Your instructions:
Turn every line of the data below into a JSON list of strings, one string per line, and leave out any blank lines.

[Start Material]

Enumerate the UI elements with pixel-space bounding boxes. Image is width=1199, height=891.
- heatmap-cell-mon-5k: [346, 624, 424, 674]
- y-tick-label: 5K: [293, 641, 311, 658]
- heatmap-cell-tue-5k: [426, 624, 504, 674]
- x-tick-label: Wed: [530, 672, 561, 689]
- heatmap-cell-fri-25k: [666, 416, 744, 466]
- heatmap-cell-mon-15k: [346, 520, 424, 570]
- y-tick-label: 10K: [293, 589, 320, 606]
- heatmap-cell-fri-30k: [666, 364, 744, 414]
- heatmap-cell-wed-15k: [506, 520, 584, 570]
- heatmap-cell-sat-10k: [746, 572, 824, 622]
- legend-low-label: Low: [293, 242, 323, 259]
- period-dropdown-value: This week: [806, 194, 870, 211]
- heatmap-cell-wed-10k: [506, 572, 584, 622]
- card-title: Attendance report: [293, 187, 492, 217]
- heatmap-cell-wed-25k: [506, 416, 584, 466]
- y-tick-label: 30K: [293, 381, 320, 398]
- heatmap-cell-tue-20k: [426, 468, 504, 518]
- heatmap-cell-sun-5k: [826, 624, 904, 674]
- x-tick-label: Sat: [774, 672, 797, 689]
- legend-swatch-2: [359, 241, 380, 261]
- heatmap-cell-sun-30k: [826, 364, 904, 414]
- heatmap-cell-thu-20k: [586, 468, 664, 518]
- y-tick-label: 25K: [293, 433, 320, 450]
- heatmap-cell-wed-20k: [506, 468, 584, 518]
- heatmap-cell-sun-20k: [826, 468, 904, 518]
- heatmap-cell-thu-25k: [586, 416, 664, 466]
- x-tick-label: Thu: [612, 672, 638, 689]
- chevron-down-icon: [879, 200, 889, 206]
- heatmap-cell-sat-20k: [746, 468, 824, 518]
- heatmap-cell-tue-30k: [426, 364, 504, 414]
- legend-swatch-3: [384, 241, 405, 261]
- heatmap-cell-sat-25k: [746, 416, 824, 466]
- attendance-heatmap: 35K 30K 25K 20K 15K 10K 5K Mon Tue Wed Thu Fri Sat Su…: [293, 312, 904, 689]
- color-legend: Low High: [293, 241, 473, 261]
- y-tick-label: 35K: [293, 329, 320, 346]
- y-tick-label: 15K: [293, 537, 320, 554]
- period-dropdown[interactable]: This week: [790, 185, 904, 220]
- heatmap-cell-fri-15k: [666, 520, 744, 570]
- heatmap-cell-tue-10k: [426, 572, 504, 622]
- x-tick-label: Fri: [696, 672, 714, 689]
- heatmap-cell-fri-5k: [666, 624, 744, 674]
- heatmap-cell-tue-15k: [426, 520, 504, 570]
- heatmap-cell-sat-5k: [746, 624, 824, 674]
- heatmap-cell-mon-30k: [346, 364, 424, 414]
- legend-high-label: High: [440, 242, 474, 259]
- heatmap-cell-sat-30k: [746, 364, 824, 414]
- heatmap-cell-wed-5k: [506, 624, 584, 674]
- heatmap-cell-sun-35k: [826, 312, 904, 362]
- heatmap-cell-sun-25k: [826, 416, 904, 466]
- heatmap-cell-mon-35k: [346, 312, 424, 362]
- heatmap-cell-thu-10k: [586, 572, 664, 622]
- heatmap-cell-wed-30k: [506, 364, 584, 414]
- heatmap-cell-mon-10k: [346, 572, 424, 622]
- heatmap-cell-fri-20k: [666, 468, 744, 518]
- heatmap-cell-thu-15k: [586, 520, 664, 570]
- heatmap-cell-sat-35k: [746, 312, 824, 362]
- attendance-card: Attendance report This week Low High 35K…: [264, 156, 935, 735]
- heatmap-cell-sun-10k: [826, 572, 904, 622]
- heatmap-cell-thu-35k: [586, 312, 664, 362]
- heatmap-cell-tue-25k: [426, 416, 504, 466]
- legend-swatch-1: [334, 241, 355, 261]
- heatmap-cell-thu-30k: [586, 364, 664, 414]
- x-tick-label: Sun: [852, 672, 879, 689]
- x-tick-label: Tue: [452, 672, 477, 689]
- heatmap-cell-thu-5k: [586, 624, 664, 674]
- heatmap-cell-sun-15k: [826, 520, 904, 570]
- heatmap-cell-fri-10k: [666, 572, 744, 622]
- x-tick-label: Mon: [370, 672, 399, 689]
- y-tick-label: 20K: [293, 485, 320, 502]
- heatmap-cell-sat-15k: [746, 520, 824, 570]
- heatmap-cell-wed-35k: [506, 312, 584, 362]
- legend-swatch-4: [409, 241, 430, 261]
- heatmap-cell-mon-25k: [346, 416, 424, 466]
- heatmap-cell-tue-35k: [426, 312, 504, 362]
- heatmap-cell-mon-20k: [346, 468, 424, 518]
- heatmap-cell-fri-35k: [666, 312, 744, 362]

[End Material]

Complete answer:
[
  "Enumerate the UI elements with pixel-space bounding boxes. Image is width=1199, height=891.",
  "- heatmap-cell-mon-5k: [346, 624, 424, 674]",
  "- y-tick-label: 5K: [293, 641, 311, 658]",
  "- heatmap-cell-tue-5k: [426, 624, 504, 674]",
  "- x-tick-label: Wed: [530, 672, 561, 689]",
  "- heatmap-cell-fri-25k: [666, 416, 744, 466]",
  "- heatmap-cell-mon-15k: [346, 520, 424, 570]",
  "- y-tick-label: 10K: [293, 589, 320, 606]",
  "- heatmap-cell-fri-30k: [666, 364, 744, 414]",
  "- heatmap-cell-wed-15k: [506, 520, 584, 570]",
  "- heatmap-cell-sat-10k: [746, 572, 824, 622]",
  "- legend-low-label: Low: [293, 242, 323, 259]",
  "- period-dropdown-value: This week: [806, 194, 870, 211]",
  "- heatmap-cell-wed-10k: [506, 572, 584, 622]",
  "- card-title: Attendance report: [293, 187, 492, 217]",
  "- heatmap-cell-wed-25k: [506, 416, 584, 466]",
  "- y-tick-label: 30K: [293, 381, 320, 398]",
  "- heatmap-cell-tue-20k: [426, 468, 504, 518]",
  "- heatmap-cell-sun-5k: [826, 624, 904, 674]",
  "- x-tick-label: Sat: [774, 672, 797, 689]",
  "- legend-swatch-2: [359, 241, 380, 261]",
  "- heatmap-cell-sun-30k: [826, 364, 904, 414]",
  "- heatmap-cell-thu-20k: [586, 468, 664, 518]",
  "- y-tick-label: 25K: [293, 433, 320, 450]",
  "- heatmap-cell-wed-20k: [506, 468, 584, 518]",
  "- heatmap-cell-sun-20k: [826, 468, 904, 518]",
  "- heatmap-cell-thu-25k: [586, 416, 664, 466]",
  "- x-tick-label: Thu: [612, 672, 638, 689]",
  "- chevron-down-icon: [879, 200, 889, 206]",
  "- heatmap-cell-sat-20k: [746, 468, 824, 518]",
  "- heatmap-cell-tue-30k: [426, 364, 504, 414]",
  "- legend-swatch-3: [384, 241, 405, 261]",
  "- heatmap-cell-sat-25k: [746, 416, 824, 466]",
  "- attendance-heatmap: 35K 30K 25K 20K 15K 10K 5K Mon Tue Wed Thu Fri Sat Su…: [293, 312, 904, 689]",
  "- color-legend: Low High: [293, 241, 473, 261]",
  "- y-tick-label: 35K: [293, 329, 320, 346]",
  "- y-tick-label: 15K: [293, 537, 320, 554]",
  "- period-dropdown[interactable]: This week: [790, 185, 904, 220]",
  "- heatmap-cell-fri-15k: [666, 520, 744, 570]",
  "- heatmap-cell-tue-10k: [426, 572, 504, 622]",
  "- x-tick-label: Fri: [696, 672, 714, 689]",
  "- heatmap-cell-fri-5k: [666, 624, 744, 674]",
  "- heatmap-cell-tue-15k: [426, 520, 504, 570]",
  "- heatmap-cell-sat-5k: [746, 624, 824, 674]",
  "- heatmap-cell-mon-30k: [346, 364, 424, 414]",
  "- legend-high-label: High: [440, 242, 474, 259]",
  "- heatmap-cell-sat-30k: [746, 364, 824, 414]",
  "- heatmap-cell-wed-5k: [506, 624, 584, 674]",
  "- heatmap-cell-sun-35k: [826, 312, 904, 362]",
  "- heatmap-cell-sun-25k: [826, 416, 904, 466]",
  "- heatmap-cell-mon-35k: [346, 312, 424, 362]",
  "- heatmap-cell-thu-10k: [586, 572, 664, 622]",
  "- heatmap-cell-wed-30k: [506, 364, 584, 414]",
  "- heatmap-cell-mon-10k: [346, 572, 424, 622]",
  "- heatmap-cell-fri-20k: [666, 468, 744, 518]",
  "- heatmap-cell-thu-15k: [586, 520, 664, 570]",
  "- heatmap-cell-sat-35k: [746, 312, 824, 362]",
  "- attendance-card: Attendance report This week Low High 35K…: [264, 156, 935, 735]",
  "- heatmap-cell-sun-10k: [826, 572, 904, 622]",
  "- heatmap-cell-thu-35k: [586, 312, 664, 362]",
  "- heatmap-cell-tue-25k: [426, 416, 504, 466]",
  "- legend-swatch-1: [334, 241, 355, 261]",
  "- heatmap-cell-thu-30k: [586, 364, 664, 414]",
  "- x-tick-label: Sun: [852, 672, 879, 689]",
  "- x-tick-label: Tue: [452, 672, 477, 689]",
  "- heatmap-cell-thu-5k: [586, 624, 664, 674]",
  "- heatmap-cell-sun-15k: [826, 520, 904, 570]",
  "- heatmap-cell-fri-10k: [666, 572, 744, 622]",
  "- x-tick-label: Mon: [370, 672, 399, 689]",
  "- y-tick-label: 20K: [293, 485, 320, 502]",
  "- heatmap-cell-sat-15k: [746, 520, 824, 570]",
  "- heatmap-cell-wed-35k: [506, 312, 584, 362]",
  "- legend-swatch-4: [409, 241, 430, 261]",
  "- heatmap-cell-mon-25k: [346, 416, 424, 466]",
  "- heatmap-cell-tue-35k: [426, 312, 504, 362]",
  "- heatmap-cell-mon-20k: [346, 468, 424, 518]",
  "- heatmap-cell-fri-35k: [666, 312, 744, 362]"
]